### [Passage given]
* * *

CUSTOMERS CUSTOMERS

Meltdown Patch and the Impact on Infrastructure Supporting Splunk Solutions

The depth and breadth of the impacts of Meltdown and Spectre vulnerabilities surprised many in the industry. While more and more information is being published and patches are released, it’s clear that the impact is very broad and varied. For the most part, applying patches can impact the performance of a system – which in turn can require capacity expansion. This article covers the impact of patches for Meltdown in our internal testing.

As our customers know, no two Splunk deployments are exactly the same. For this reason, how the Meltdown vulnerability and the many layers of operating system patches it requires will affect your environment depends on both the hardware and software applications you’re running. Because so many variables can influence performance, it’s difficult to give broad-based guidance about the best path forward with respect to protecting your infrastructure.

To help guide your evaluation, Splunk conducted a series of performance tests (both in the cloud and on-premises) with characteristic Splunk workloads to help you predict the potential impact the patching may have on your environment.

The Splunk testing included performance analyses at the search, index and cluster levels and included different virtualization types, such as Bare Metal, Virtual Machine and VMware, different hardware specifications, and different Linux distribution and kernel versions. Below is the summary test matrix:

  • Virtualization: Bare Metal, Virtual Machine (EC2), VMWare
  • Hardware: Dell PowerEdge C6320 servers, AWS EC2 m5.12xlarge Hardware Virtual Machine (HVM), AWS EC2 c3.8xlarge (HVM)
  • OS: Centos 7.0, Ubuntu 16.04
  • Linux Kernel: 3.10, 4.4, 4.14
  • Splunk: splunk-7.0.1(x86_64)

Overall, the test results show that the post-patch performance impact varies with workload, hardware specification, and the type of virtualization. For workloads that are IO bound, we recommend increasing capacity. Below test results can help guide the degree of capacity increase needed.

Performance baseline and workload impact

We tested the performance baseline with an m5.12xlarge instance on AWS (HVM) with the following specifications:

CPU

Intel® Xeon® CPU E5-2680 v2 @ 2.80GHz (48 vCPU)

Memory

192GB memory

Disk

650GB gp1 EBS (3000 burst IOPS)

OS

Ubuntu 16.04 with Kernel 4.14.12-041412

Splunk Version

7.0.1 on Linux, 64 bit

The performance results vary based on the workload:

  • Measurable: Up to 34% degradation - Highly (buffered) IO bounding workload, such as csv/file lookup operation, forwarding to indexer without SSL encryption (SSL).
  • Modest: Up to 10% degradation - Indexing, search workload with lookup, stats, tstats, forwarding to indexer with SSL, etc. were affected less than the “Measurable” category. These operations are IO bound but less CPU intensive.
  • Small: Up to 5% degradation - CPU bound operations such as data model acceleration, dense search without lookup and stats shows a 5% performance hit in worst case.
  • Minimal: 0 to 5% - Most workloads, including search head clustering, indexer clustering, bundle push and quick search reveal negligible impact.

* * *

### [Available data]
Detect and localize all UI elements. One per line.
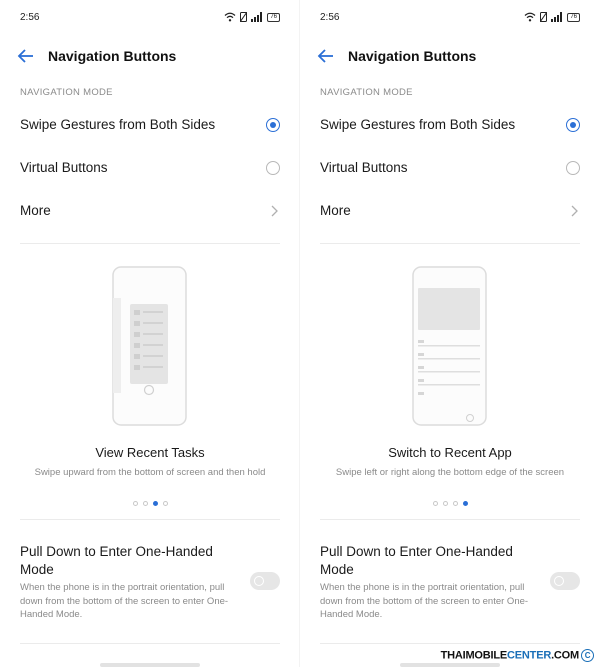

* * *

### [Written tasks]
a – Reproduce the Meltdown patch article from "Splunk Version" to "SSL encryption (SSL).".
b – Extend the Meltdown patch article with new text that follows on from its final sentence.
The material stands apart from the Meltdown patch article.

### [The replies]
a –
Splunk Version

7.0.1 on Linux, 64 bit

The performance results vary based on the workload:

  • Measurable: Up to 34% degradation - Highly (buffered) IO bounding workload, such as csv/file lookup operation, forwarding to indexer without SSL encryption (SSL).

b –
Performance impact on upgraded Linux kernel 4.14

Intel’s processors with Process-Context Identifiers (PCID) enabled suffer less meltdown patch performance degradation. Since different kernel versions support PCID differently, we tested kernel 4.14 and 4.4 with identical hardware specifications.

Workload performance differences were noted even before the patch was applied. However, the 4.14 kernel had better baseline performance in most IO bound scenarios, 5% performance gain in workloads such as indexing and search, and 12% performance gain in heavily IO bound workloads, such as csv/file lookup operation.

Performance impact on different hardware

We also verified the impact on older hardware that doesn’t support PCID. We executed all the above testing on a c3.8xlarge instance, which uses older Ivy Bridge microarchitecture without PCID support.

Instance Type

c3.8xlarge

m5.12xlarge

CPU

Intel Xeon CPU E5-2680 v2 @ 2.80GHz (32 vCPU)

Intel Xeon Platinum 8175M CPU @ 2.50GHz (total 48 vCPU)

Memory

60GB memory

192GB memory

Disk

650GB gp1 EBS (3000 burst IOPS)

650GB gp1 EBS (3000 burst IOPS)

OS

Ubuntu 4.4.0-1047-aws kernel

Ubuntu 4.4.0-1047-aws kernel

Virtualization Type

HVM

HVM

Splunk Version

7.0.1 on Linux, 64 bit

7.0.1 on Linux, 64 bit

The results reveal a larger performance degradation in c3.8xlarge when the patch is applied in high IO bound workloads, such as indexing, sparse search and kvstore lookup—as much as a 100%+ performance impact than m5.12xlarge instance.

For example, we observed up to a 10% search performance hit in m5.12xlarge after patch, but a 20% search performance hit in c3.8xlarge after patch.

Performance impact on virtualization type

We performed high IO bounded case testing to validate the performance impact on operating systems running different virtualization types, covering physical host and ec2 vm with the following specifications:

 

Bare Metal Physical Host

EC2 Instance (m5.12xlarge on HVM)

CPU

2 x Intel Xeon E5-2650 v4 processors @ 2.2Ghz (total 48 vCPU)

Intel Xeon CPU E5-2680 v2 @ 2.80GHz (48 vcpu)

Memory

64GB memory @ 2400 MHz (2x 32GB RDIMMs; 2 available)

192GB memory

Disk

6x 800GB SSD @ 6Gbps (RAID 0; total 4.8 TB)

650GB gp1 EBS (3000 burst IOPS)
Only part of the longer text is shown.